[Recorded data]
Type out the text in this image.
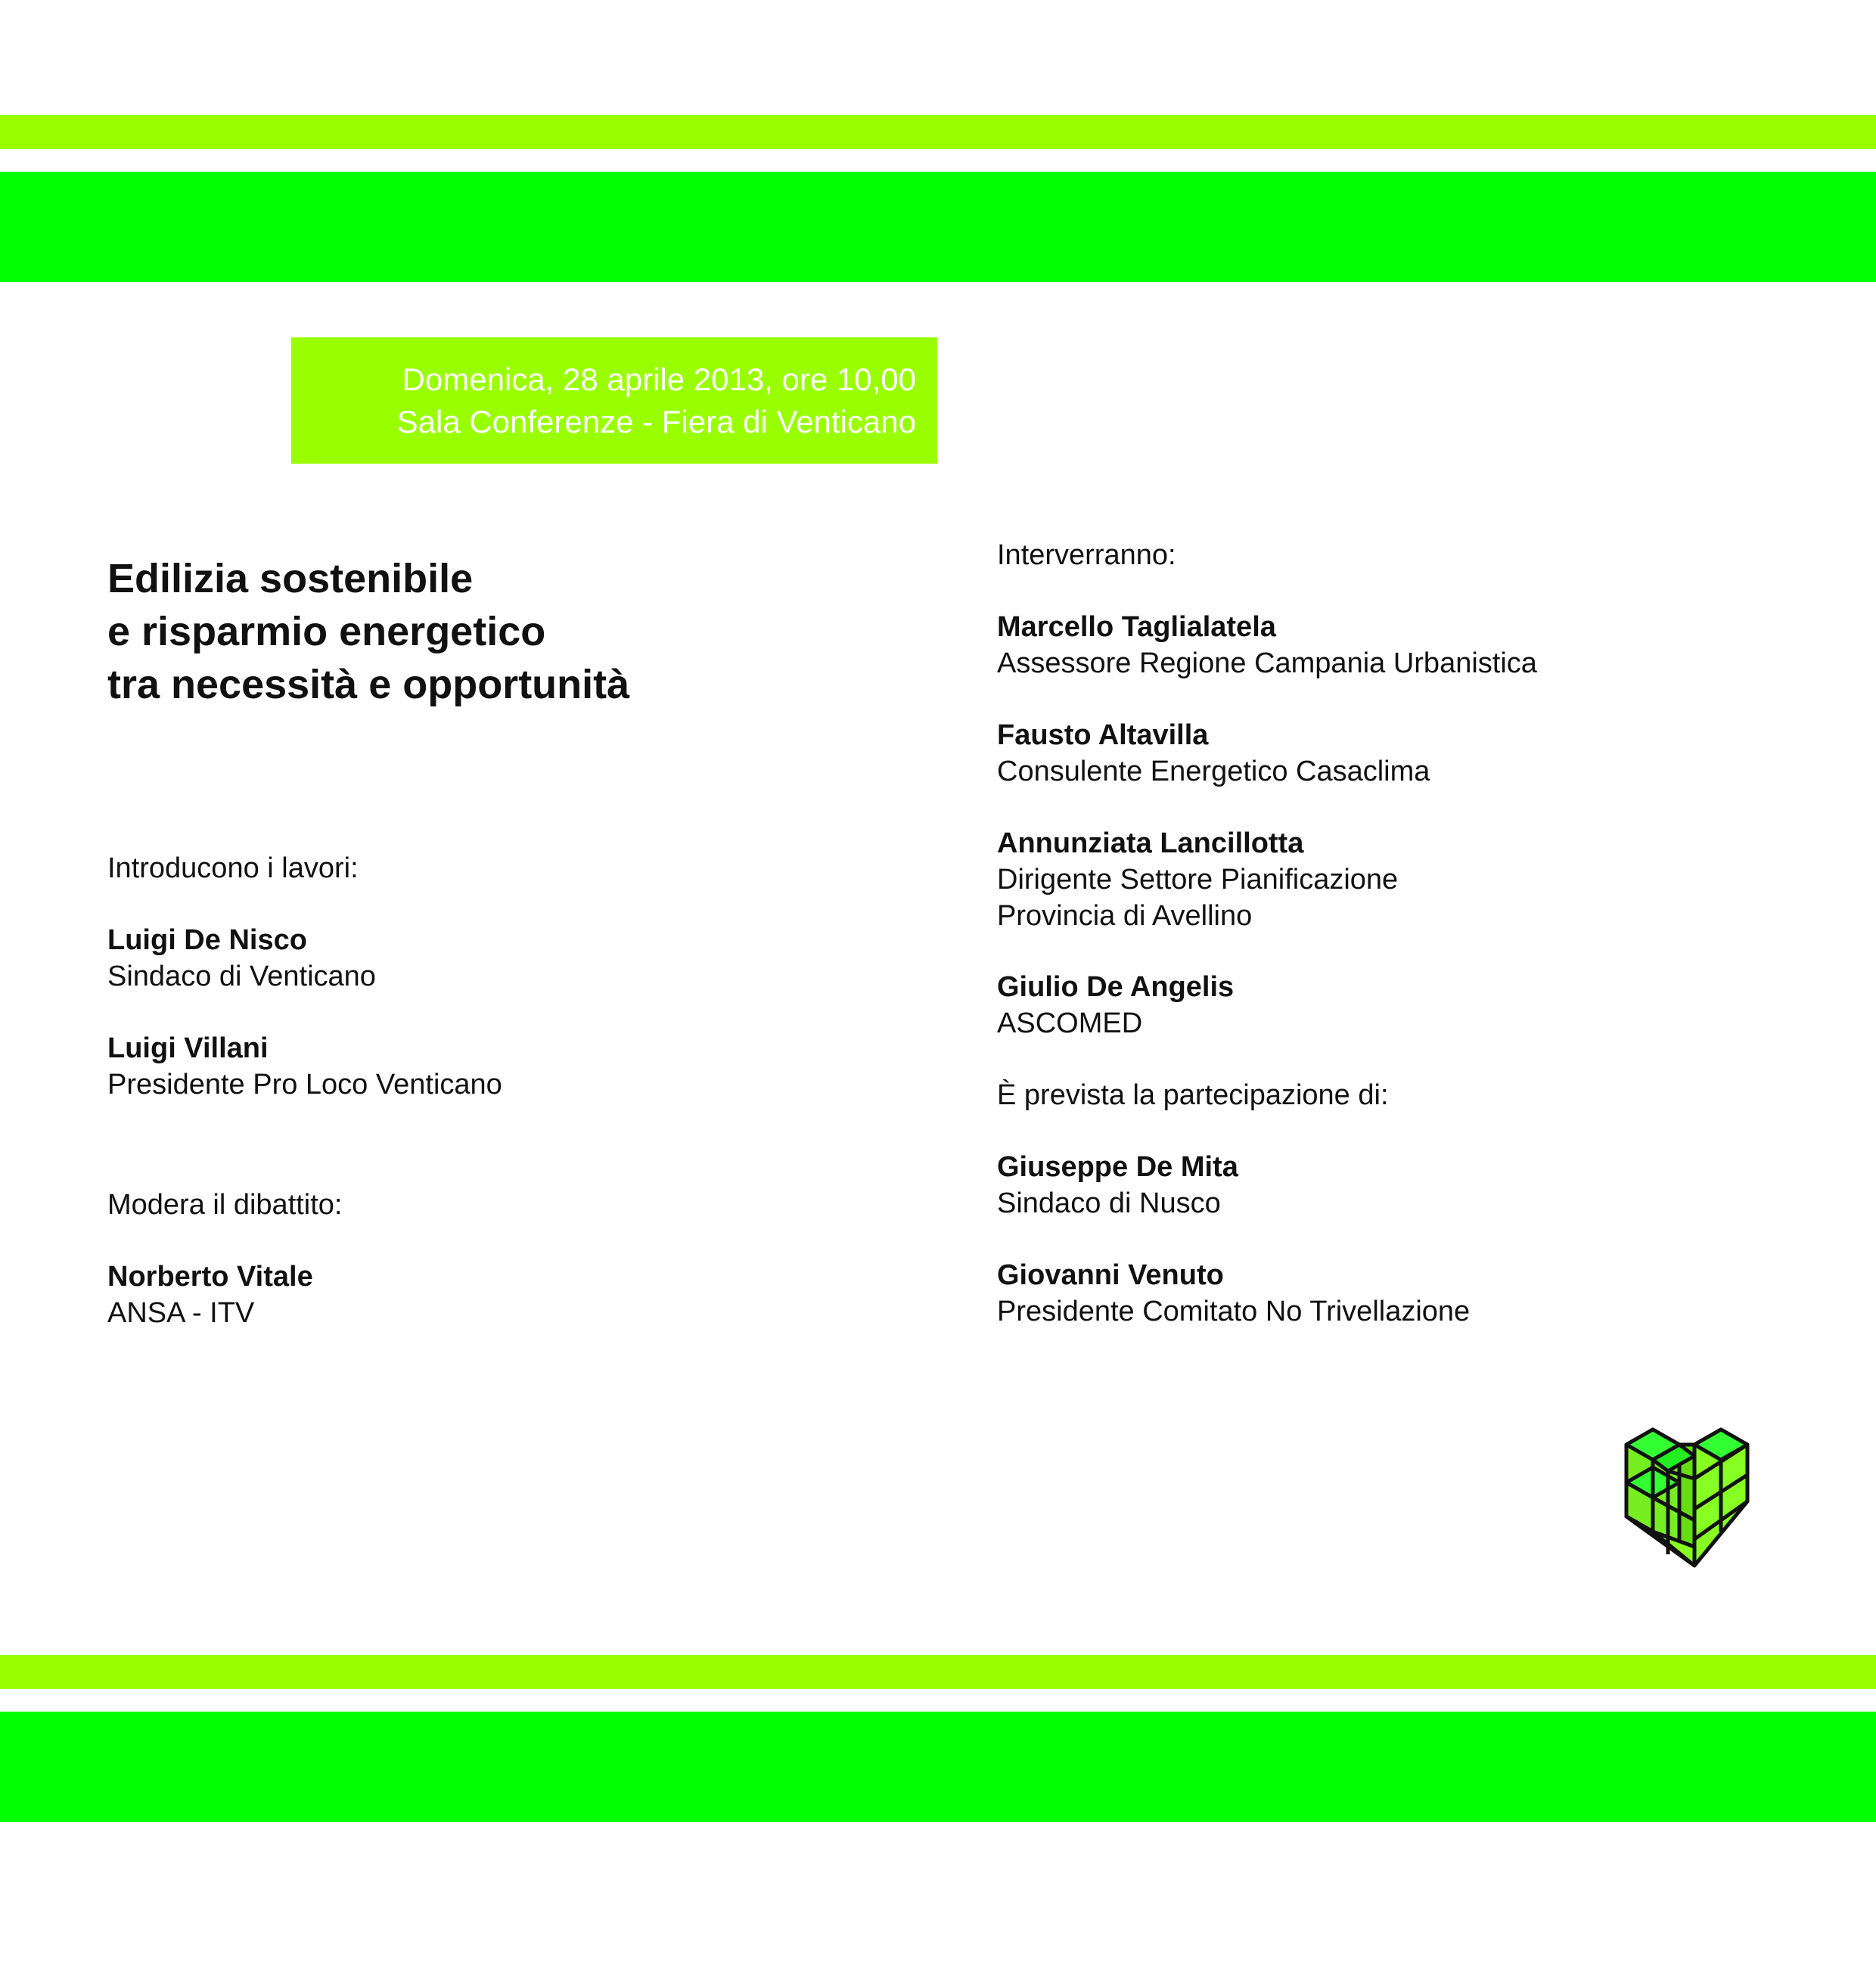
Domenica, 28 aprile 2013, ore 10,00
Sala Conferenze - Fiera di Venticano
Edilizia sostenibile
e risparmio energetico
tra necessità e opportunità
Introducono i lavori:
Luigi De Nisco
Sindaco di Venticano
Luigi Villani
Presidente Pro Loco Venticano
Modera il dibattito:
Norberto Vitale
ANSA - ITV
Interverranno:
Marcello Taglialatela
Assessore Regione Campania Urbanistica
Fausto Altavilla
Consulente Energetico Casaclima
Annunziata Lancillotta
Dirigente Settore Pianificazione
Provincia di Avellino
Giulio De Angelis
ASCOMED
È prevista la partecipazione di:
Giuseppe De Mita
Sindaco di Nusco
Giovanni Venuto
Presidente Comitato No Trivellazione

▶ **Problem to work on**: Keep only those lines of the records that hold "Sindaco", and return them.

▶ **Task answer**:
Sindaco di Venticano
Sindaco di Nusco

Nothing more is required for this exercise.